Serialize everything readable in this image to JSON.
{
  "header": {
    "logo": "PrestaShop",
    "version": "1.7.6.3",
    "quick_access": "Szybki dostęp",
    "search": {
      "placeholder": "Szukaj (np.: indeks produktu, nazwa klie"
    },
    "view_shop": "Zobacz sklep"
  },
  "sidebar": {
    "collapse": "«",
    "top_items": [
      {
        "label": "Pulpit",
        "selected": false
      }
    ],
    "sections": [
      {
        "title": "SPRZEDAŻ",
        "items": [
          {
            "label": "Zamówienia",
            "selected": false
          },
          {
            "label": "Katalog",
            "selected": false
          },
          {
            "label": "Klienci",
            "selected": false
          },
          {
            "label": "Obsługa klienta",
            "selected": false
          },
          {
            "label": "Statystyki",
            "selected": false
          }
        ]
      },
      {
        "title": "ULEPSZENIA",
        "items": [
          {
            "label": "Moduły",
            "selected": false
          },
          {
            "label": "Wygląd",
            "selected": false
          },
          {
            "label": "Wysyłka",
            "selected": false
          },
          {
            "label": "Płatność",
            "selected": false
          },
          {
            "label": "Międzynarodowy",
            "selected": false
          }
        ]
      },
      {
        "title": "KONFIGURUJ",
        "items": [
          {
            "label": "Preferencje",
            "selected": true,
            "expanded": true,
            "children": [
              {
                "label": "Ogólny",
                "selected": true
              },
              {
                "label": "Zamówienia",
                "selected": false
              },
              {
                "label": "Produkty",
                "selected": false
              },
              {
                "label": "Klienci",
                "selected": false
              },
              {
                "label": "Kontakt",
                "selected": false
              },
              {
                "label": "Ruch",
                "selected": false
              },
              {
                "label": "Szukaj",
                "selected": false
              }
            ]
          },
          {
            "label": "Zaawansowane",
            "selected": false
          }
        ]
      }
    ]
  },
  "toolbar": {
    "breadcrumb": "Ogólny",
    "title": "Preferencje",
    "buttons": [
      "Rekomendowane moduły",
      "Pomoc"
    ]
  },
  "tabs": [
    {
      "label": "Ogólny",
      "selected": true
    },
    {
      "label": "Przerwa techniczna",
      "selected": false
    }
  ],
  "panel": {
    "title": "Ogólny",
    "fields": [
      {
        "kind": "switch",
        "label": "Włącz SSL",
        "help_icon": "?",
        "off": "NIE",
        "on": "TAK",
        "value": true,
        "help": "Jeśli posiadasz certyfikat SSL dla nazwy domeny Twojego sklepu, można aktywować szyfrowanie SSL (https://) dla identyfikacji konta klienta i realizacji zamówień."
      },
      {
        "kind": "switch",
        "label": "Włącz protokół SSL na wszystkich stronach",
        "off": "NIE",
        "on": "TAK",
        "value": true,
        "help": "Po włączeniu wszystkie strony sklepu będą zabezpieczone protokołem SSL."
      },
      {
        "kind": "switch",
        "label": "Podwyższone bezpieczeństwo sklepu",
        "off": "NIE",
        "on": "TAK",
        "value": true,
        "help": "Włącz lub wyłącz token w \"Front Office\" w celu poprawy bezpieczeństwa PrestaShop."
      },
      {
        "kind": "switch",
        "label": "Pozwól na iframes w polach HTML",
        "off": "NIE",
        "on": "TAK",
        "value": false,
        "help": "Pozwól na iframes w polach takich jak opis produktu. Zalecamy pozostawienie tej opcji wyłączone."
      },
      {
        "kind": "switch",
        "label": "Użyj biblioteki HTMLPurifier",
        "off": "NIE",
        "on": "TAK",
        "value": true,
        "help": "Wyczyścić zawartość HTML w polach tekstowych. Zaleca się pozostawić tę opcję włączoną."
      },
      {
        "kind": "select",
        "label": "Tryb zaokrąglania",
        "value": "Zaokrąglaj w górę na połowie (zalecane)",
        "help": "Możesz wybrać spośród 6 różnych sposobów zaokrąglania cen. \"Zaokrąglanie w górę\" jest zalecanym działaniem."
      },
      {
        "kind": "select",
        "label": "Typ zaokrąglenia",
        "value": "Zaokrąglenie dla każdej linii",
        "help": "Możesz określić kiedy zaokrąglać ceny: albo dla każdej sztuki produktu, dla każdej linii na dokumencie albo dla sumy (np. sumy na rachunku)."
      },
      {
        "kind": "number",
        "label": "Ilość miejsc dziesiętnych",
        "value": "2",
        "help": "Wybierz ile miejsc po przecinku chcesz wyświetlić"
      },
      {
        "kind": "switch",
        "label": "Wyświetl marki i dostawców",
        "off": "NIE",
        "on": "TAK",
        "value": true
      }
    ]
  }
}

◆ **Exercise details**:
All of the entries above should be written out again exactly.

◆ **Correct answer**:
Serialize everything readable in this image to JSON.
{
  "header": {
    "logo": "PrestaShop",
    "version": "1.7.6.3",
    "quick_access": "Szybki dostęp",
    "search": {
      "placeholder": "Szukaj (np.: indeks produktu, nazwa klie"
    },
    "view_shop": "Zobacz sklep"
  },
  "sidebar": {
    "collapse": "«",
    "top_items": [
      {
        "label": "Pulpit",
        "selected": false
      }
    ],
    "sections": [
      {
        "title": "SPRZEDAŻ",
        "items": [
          {
            "label": "Zamówienia",
            "selected": false
          },
          {
            "label": "Katalog",
            "selected": false
          },
          {
            "label": "Klienci",
            "selected": false
          },
          {
            "label": "Obsługa klienta",
            "selected": false
          },
          {
            "label": "Statystyki",
            "selected": false
          }
        ]
      },
      {
        "title": "ULEPSZENIA",
        "items": [
          {
            "label": "Moduły",
            "selected": false
          },
          {
            "label": "Wygląd",
            "selected": false
          },
          {
            "label": "Wysyłka",
            "selected": false
          },
          {
            "label": "Płatność",
            "selected": false
          },
          {
            "label": "Międzynarodowy",
            "selected": false
          }
        ]
      },
      {
        "title": "KONFIGURUJ",
        "items": [
          {
            "label": "Preferencje",
            "selected": true,
            "expanded": true,
            "children": [
              {
                "label": "Ogólny",
                "selected": true
              },
              {
                "label": "Zamówienia",
                "selected": false
              },
              {
                "label": "Produkty",
                "selected": false
              },
              {
                "label": "Klienci",
                "selected": false
              },
              {
                "label": "Kontakt",
                "selected": false
              },
              {
                "label": "Ruch",
                "selected": false
              },
              {
                "label": "Szukaj",
                "selected": false
              }
            ]
          },
          {
            "label": "Zaawansowane",
            "selected": false
          }
        ]
      }
    ]
  },
  "toolbar": {
    "breadcrumb": "Ogólny",
    "title": "Preferencje",
    "buttons": [
      "Rekomendowane moduły",
      "Pomoc"
    ]
  },
  "tabs": [
    {
      "label": "Ogólny",
      "selected": true
    },
    {
      "label": "Przerwa techniczna",
      "selected": false
    }
  ],
  "panel": {
    "title": "Ogólny",
    "fields": [
      {
        "kind": "switch",
        "label": "Włącz SSL",
        "help_icon": "?",
        "off": "NIE",
        "on": "TAK",
        "value": true,
        "help": "Jeśli posiadasz certyfikat SSL dla nazwy domeny Twojego sklepu, można aktywować szyfrowanie SSL (https://) dla identyfikacji konta klienta i realizacji zamówień."
      },
      {
        "kind": "switch",
        "label": "Włącz protokół SSL na wszystkich stronach",
        "off": "NIE",
        "on": "TAK",
        "value": true,
        "help": "Po włączeniu wszystkie strony sklepu będą zabezpieczone protokołem SSL."
      },
      {
        "kind": "switch",
        "label": "Podwyższone bezpieczeństwo sklepu",
        "off": "NIE",
        "on": "TAK",
        "value": true,
        "help": "Włącz lub wyłącz token w \"Front Office\" w celu poprawy bezpieczeństwa PrestaShop."
      },
      {
        "kind": "switch",
        "label": "Pozwól na iframes w polach HTML",
        "off": "NIE",
        "on": "TAK",
        "value": false,
        "help": "Pozwól na iframes w polach takich jak opis produktu. Zalecamy pozostawienie tej opcji wyłączone."
      },
      {
        "kind": "switch",
        "label": "Użyj biblioteki HTMLPurifier",
        "off": "NIE",
        "on": "TAK",
        "value": true,
        "help": "Wyczyścić zawartość HTML w polach tekstowych. Zaleca się pozostawić tę opcję włączoną."
      },
      {
        "kind": "select",
        "label": "Tryb zaokrąglania",
        "value": "Zaokrąglaj w górę na połowie (zalecane)",
        "help": "Możesz wybrać spośród 6 różnych sposobów zaokrąglania cen. \"Zaokrąglanie w górę\" jest zalecanym działaniem."
      },
      {
        "kind": "select",
        "label": "Typ zaokrąglenia",
        "value": "Zaokrąglenie dla każdej linii",
        "help": "Możesz określić kiedy zaokrąglać ceny: albo dla każdej sztuki produktu, dla każdej linii na dokumencie albo dla sumy (np. sumy na rachunku)."
      },
      {
        "kind": "number",
        "label": "Ilość miejsc dziesiętnych",
        "value": "2",
        "help": "Wybierz ile miejsc po przecinku chcesz wyświetlić"
      },
      {
        "kind": "switch",
        "label": "Wyświetl marki i dostawców",
        "off": "NIE",
        "on": "TAK",
        "value": true
      }
    ]
  }
}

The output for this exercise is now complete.